*Exercise aim:* Write out each line exactly as given. Leave the pictures out of your copy.

*Given information:*
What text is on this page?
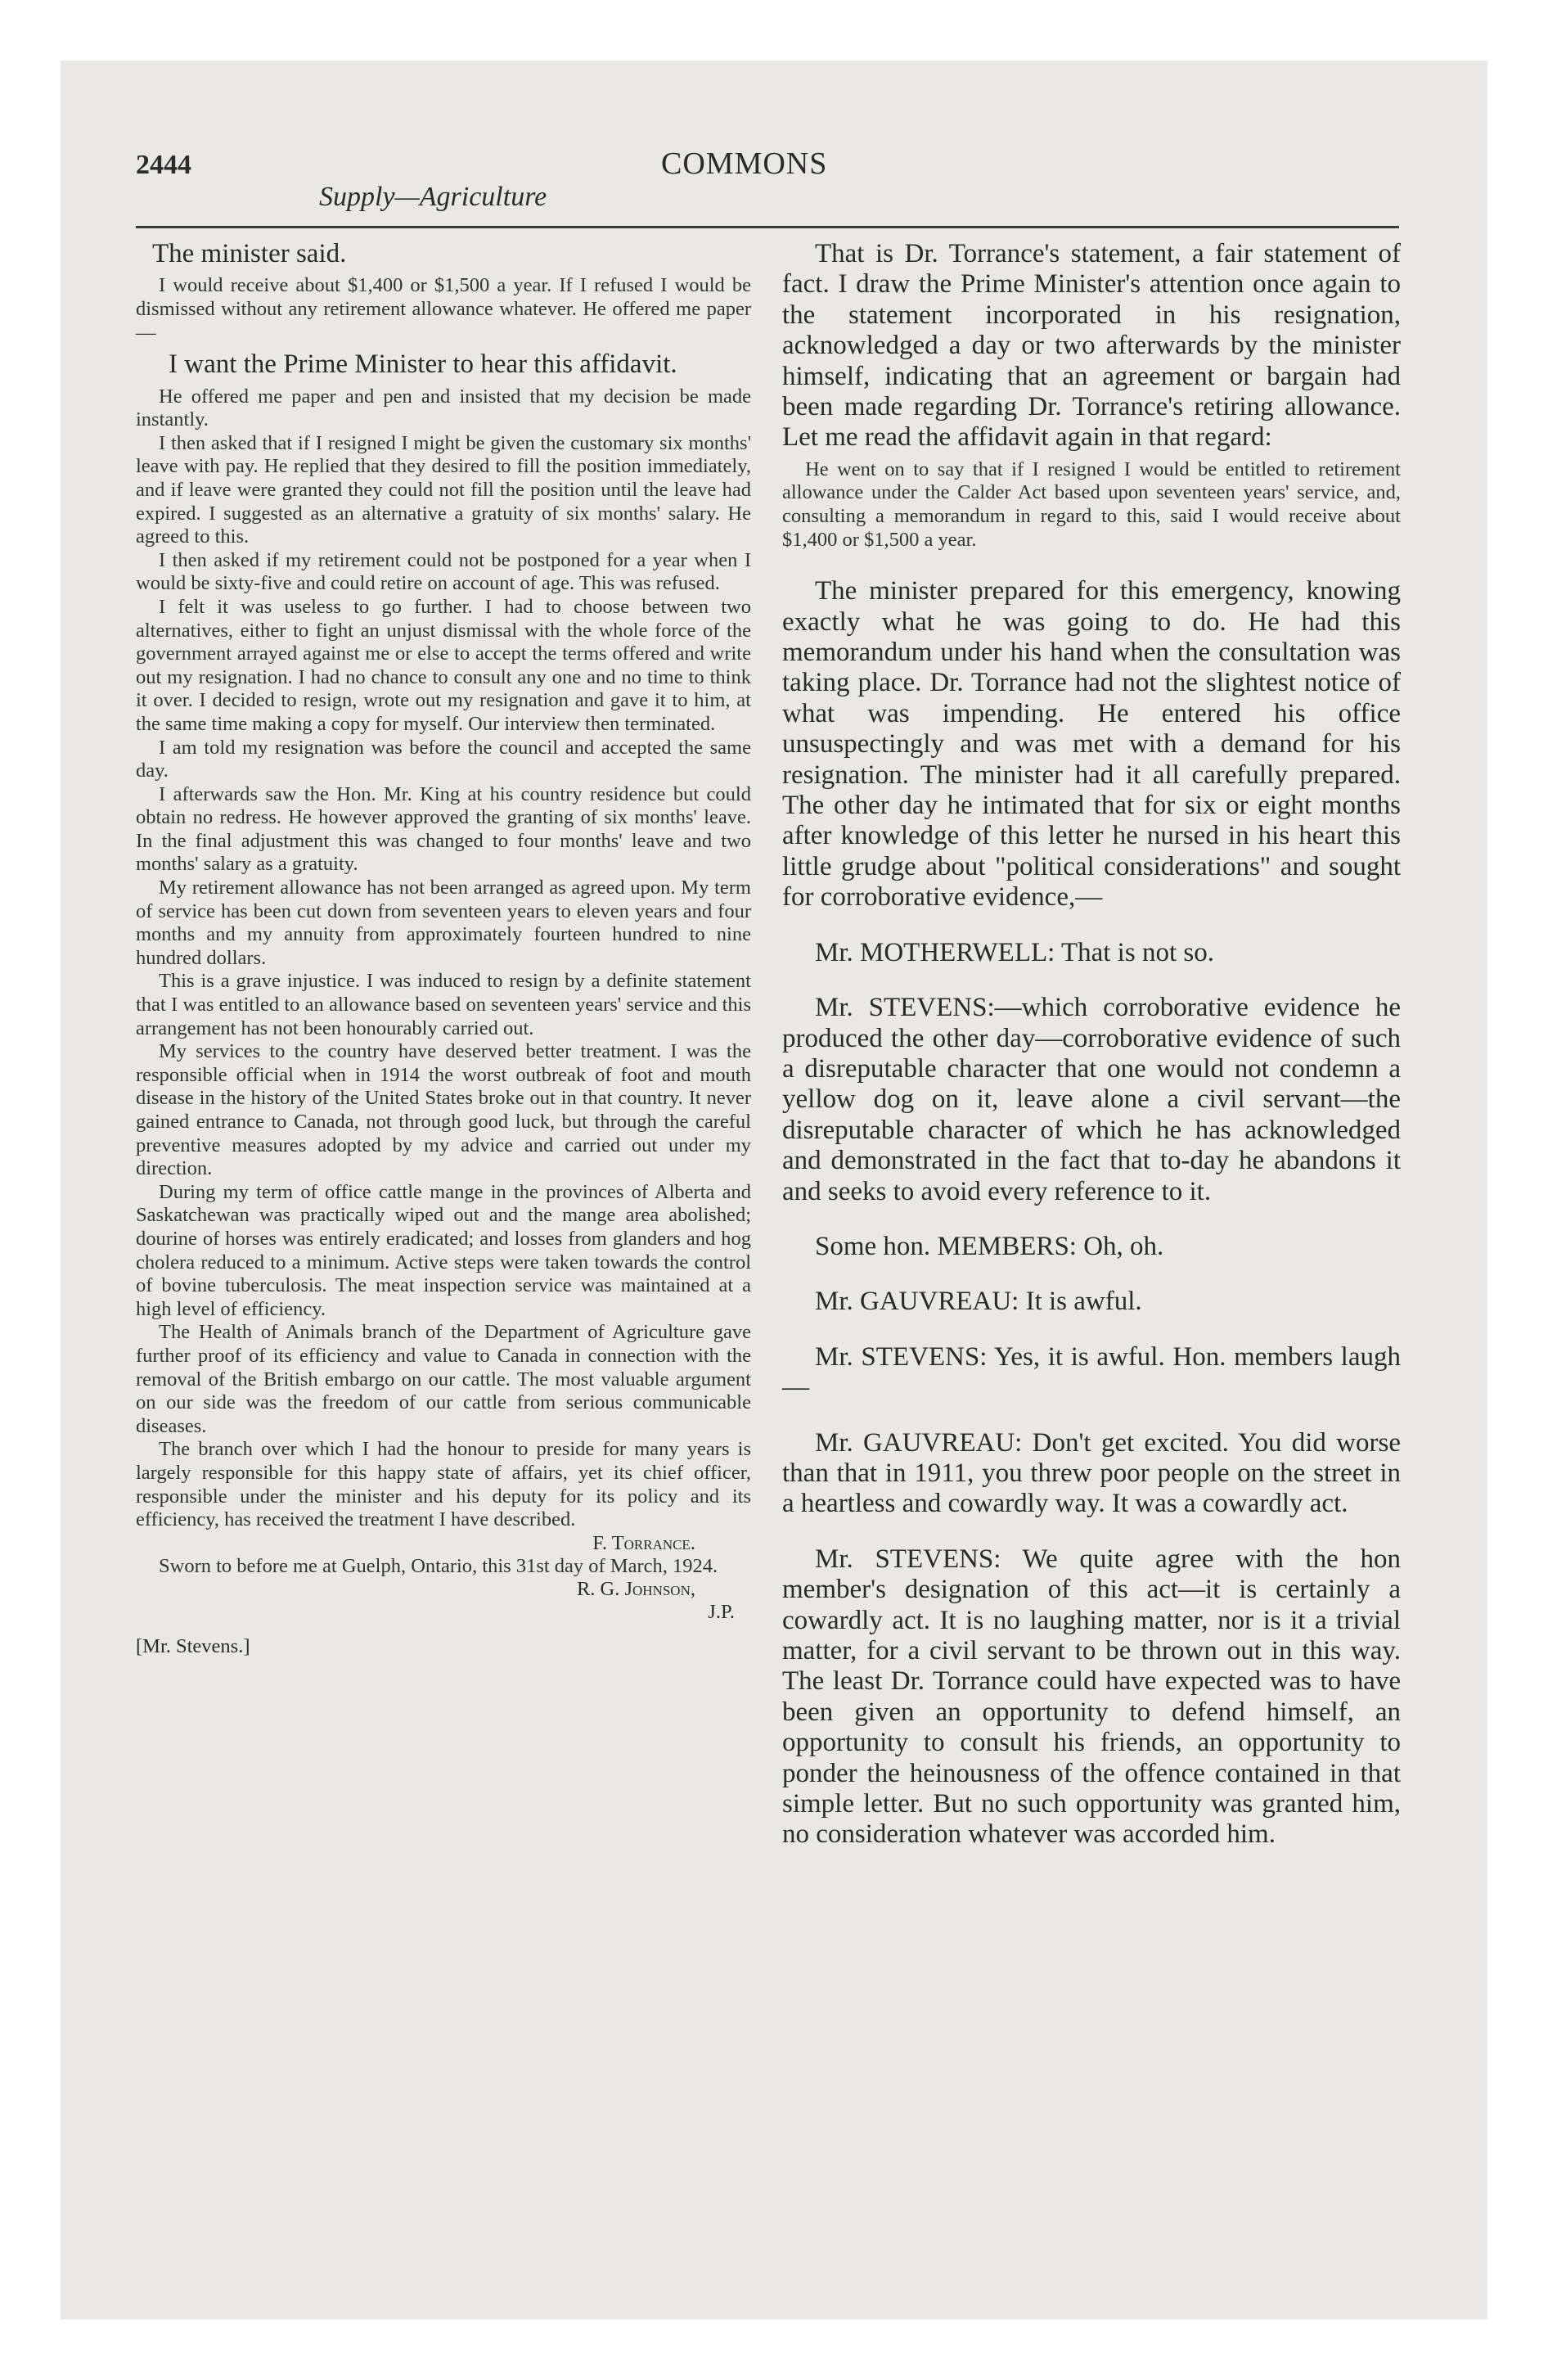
2444	COMMONS
Supply—Agriculture

The minister said.

I would receive about $1,400 or $1,500 a year. If I refused I would be dismissed without any retirement allowance whatever. He offered me paper—

I want the Prime Minister to hear this affidavit.

He offered me paper and pen and insisted that my decision be made instantly.

I then asked that if I resigned I might be given the customary six months' leave with pay. He replied that they desired to fill the position immediately, and if leave were granted they could not fill the position until the leave had expired. I suggested as an alternative a gratuity of six months' salary. He agreed to this.

I then asked if my retirement could not be postponed for a year when I would be sixty-five and could retire on account of age. This was refused.

I felt it was useless to go further. I had to choose between two alternatives, either to fight an unjust dismissal with the whole force of the government arrayed against me or else to accept the terms offered and write out my resignation. I had no chance to consult any one and no time to think it over. I decided to resign, wrote out my resignation and gave it to him, at the same time making a copy for myself. Our interview then terminated.

I am told my resignation was before the council and accepted the same day.

I afterwards saw the Hon. Mr. King at his country residence but could obtain no redress. He however approved the granting of six months' leave. In the final adjustment this was changed to four months' leave and two months' salary as a gratuity.

My retirement allowance has not been arranged as agreed upon. My term of service has been cut down from seventeen years to eleven years and four months and my annuity from approximately fourteen hundred to nine hundred dollars.

This is a grave injustice. I was induced to resign by a definite statement that I was entitled to an allowance based on seventeen years' service and this arrangement has not been honourably carried out.

My services to the country have deserved better treatment. I was the responsible official when in 1914 the worst outbreak of foot and mouth disease in the history of the United States broke out in that country. It never gained entrance to Canada, not through good luck, but through the careful preventive measures adopted by my advice and carried out under my direction.

During my term of office cattle mange in the provinces of Alberta and Saskatchewan was practically wiped out and the mange area abolished; dourine of horses was entirely eradicated; and losses from glanders and hog cholera reduced to a minimum. Active steps were taken towards the control of bovine tuberculosis. The meat inspection service was maintained at a high level of efficiency.

The Health of Animals branch of the Department of Agriculture gave further proof of its efficiency and value to Canada in connection with the removal of the British embargo on our cattle. The most valuable argument on our side was the freedom of our cattle from serious communicable diseases.

The branch over which I had the honour to preside for many years is largely responsible for this happy state of affairs, yet its chief officer, responsible under the minister and his deputy for its policy and its efficiency, has received the treatment I have described.

F. Torrance.

Sworn to before me at Guelph, Ontario, this 31st day of March, 1924.

R. G. Johnson,

J.P.

[Mr. Stevens.]

That is Dr. Torrance's statement, a fair statement of fact. I draw the Prime Minister's attention once again to the statement incorporated in his resignation, acknowledged a day or two afterwards by the minister himself, indicating that an agreement or bargain had been made regarding Dr. Torrance's retiring allowance. Let me read the affidavit again in that regard:

He went on to say that if I resigned I would be entitled to retirement allowance under the Calder Act based upon seventeen years' service, and, consulting a memorandum in regard to this, said I would receive about $1,400 or $1,500 a year.

The minister prepared for this emergency, knowing exactly what he was going to do. He had this memorandum under his hand when the consultation was taking place. Dr. Torrance had not the slightest notice of what was impending. He entered his office unsuspectingly and was met with a demand for his resignation. The minister had it all carefully prepared. The other day he intimated that for six or eight months after knowledge of this letter he nursed in his heart this little grudge about "political considerations" and sought for corroborative evidence,—

Mr. MOTHERWELL: That is not so.

Mr. STEVENS:—which corroborative evidence he produced the other day—corroborative evidence of such a disreputable character that one would not condemn a yellow dog on it, leave alone a civil servant—the disreputable character of which he has acknowledged and demonstrated in the fact that to-day he abandons it and seeks to avoid every reference to it.

Some hon. MEMBERS: Oh, oh.

Mr. GAUVREAU: It is awful.

Mr. STEVENS: Yes, it is awful. Hon. members laugh—

Mr. GAUVREAU: Don't get excited. You did worse than that in 1911, you threw poor people on the street in a heartless and cowardly way. It was a cowardly act.

Mr. STEVENS: We quite agree with the hon member's designation of this act—it is certainly a cowardly act. It is no laughing matter, nor is it a trivial matter, for a civil servant to be thrown out in this way. The least Dr. Torrance could have expected was to have been given an opportunity to defend himself, an opportunity to consult his friends, an opportunity to ponder the heinousness of the offence contained in that simple letter. But no such opportunity was granted him, no consideration whatever was accorded him.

*Output of the task:*
What text is on this page?
2444	COMMONS
Supply—Agriculture

The minister said.

I would receive about $1,400 or $1,500 a year. If I refused I would be dismissed without any retirement allowance whatever. He offered me paper—

I want the Prime Minister to hear this affidavit.

He offered me paper and pen and insisted that my decision be made instantly.

I then asked that if I resigned I might be given the customary six months' leave with pay. He replied that they desired to fill the position immediately, and if leave were granted they could not fill the position until the leave had expired. I suggested as an alternative a gratuity of six months' salary. He agreed to this.

I then asked if my retirement could not be postponed for a year when I would be sixty-five and could retire on account of age. This was refused.

I felt it was useless to go further. I had to choose between two alternatives, either to fight an unjust dismissal with the whole force of the government arrayed against me or else to accept the terms offered and write out my resignation. I had no chance to consult any one and no time to think it over. I decided to resign, wrote out my resignation and gave it to him, at the same time making a copy for myself. Our interview then terminated.

I am told my resignation was before the council and accepted the same day.

I afterwards saw the Hon. Mr. King at his country residence but could obtain no redress. He however approved the granting of six months' leave. In the final adjustment this was changed to four months' leave and two months' salary as a gratuity.

My retirement allowance has not been arranged as agreed upon. My term of service has been cut down from seventeen years to eleven years and four months and my annuity from approximately fourteen hundred to nine hundred dollars.

This is a grave injustice. I was induced to resign by a definite statement that I was entitled to an allowance based on seventeen years' service and this arrangement has not been honourably carried out.

My services to the country have deserved better treatment. I was the responsible official when in 1914 the worst outbreak of foot and mouth disease in the history of the United States broke out in that country. It never gained entrance to Canada, not through good luck, but through the careful preventive measures adopted by my advice and carried out under my direction.

During my term of office cattle mange in the provinces of Alberta and Saskatchewan was practically wiped out and the mange area abolished; dourine of horses was entirely eradicated; and losses from glanders and hog cholera reduced to a minimum. Active steps were taken towards the control of bovine tuberculosis. The meat inspection service was maintained at a high level of efficiency.

The Health of Animals branch of the Department of Agriculture gave further proof of its efficiency and value to Canada in connection with the removal of the British embargo on our cattle. The most valuable argument on our side was the freedom of our cattle from serious communicable diseases.

The branch over which I had the honour to preside for many years is largely responsible for this happy state of affairs, yet its chief officer, responsible under the minister and his deputy for its policy and its efficiency, has received the treatment I have described.

F. Torrance.

Sworn to before me at Guelph, Ontario, this 31st day of March, 1924.

R. G. Johnson,

J.P.

[Mr. Stevens.]

That is Dr. Torrance's statement, a fair statement of fact. I draw the Prime Minister's attention once again to the statement incorporated in his resignation, acknowledged a day or two afterwards by the minister himself, indicating that an agreement or bargain had been made regarding Dr. Torrance's retiring allowance. Let me read the affidavit again in that regard:

He went on to say that if I resigned I would be entitled to retirement allowance under the Calder Act based upon seventeen years' service, and, consulting a memorandum in regard to this, said I would receive about $1,400 or $1,500 a year.

The minister prepared for this emergency, knowing exactly what he was going to do. He had this memorandum under his hand when the consultation was taking place. Dr. Torrance had not the slightest notice of what was impending. He entered his office unsuspectingly and was met with a demand for his resignation. The minister had it all carefully prepared. The other day he intimated that for six or eight months after knowledge of this letter he nursed in his heart this little grudge about "political considerations" and sought for corroborative evidence,—

Mr. MOTHERWELL: That is not so.

Mr. STEVENS:—which corroborative evidence he produced the other day—corroborative evidence of such a disreputable character that one would not condemn a yellow dog on it, leave alone a civil servant—the disreputable character of which he has acknowledged and demonstrated in the fact that to-day he abandons it and seeks to avoid every reference to it.

Some hon. MEMBERS: Oh, oh.

Mr. GAUVREAU: It is awful.

Mr. STEVENS: Yes, it is awful. Hon. members laugh—

Mr. GAUVREAU: Don't get excited. You did worse than that in 1911, you threw poor people on the street in a heartless and cowardly way. It was a cowardly act.

Mr. STEVENS: We quite agree with the hon member's designation of this act—it is certainly a cowardly act. It is no laughing matter, nor is it a trivial matter, for a civil servant to be thrown out in this way. The least Dr. Torrance could have expected was to have been given an opportunity to defend himself, an opportunity to consult his friends, an opportunity to ponder the heinousness of the offence contained in that simple letter. But no such opportunity was granted him, no consideration whatever was accorded him.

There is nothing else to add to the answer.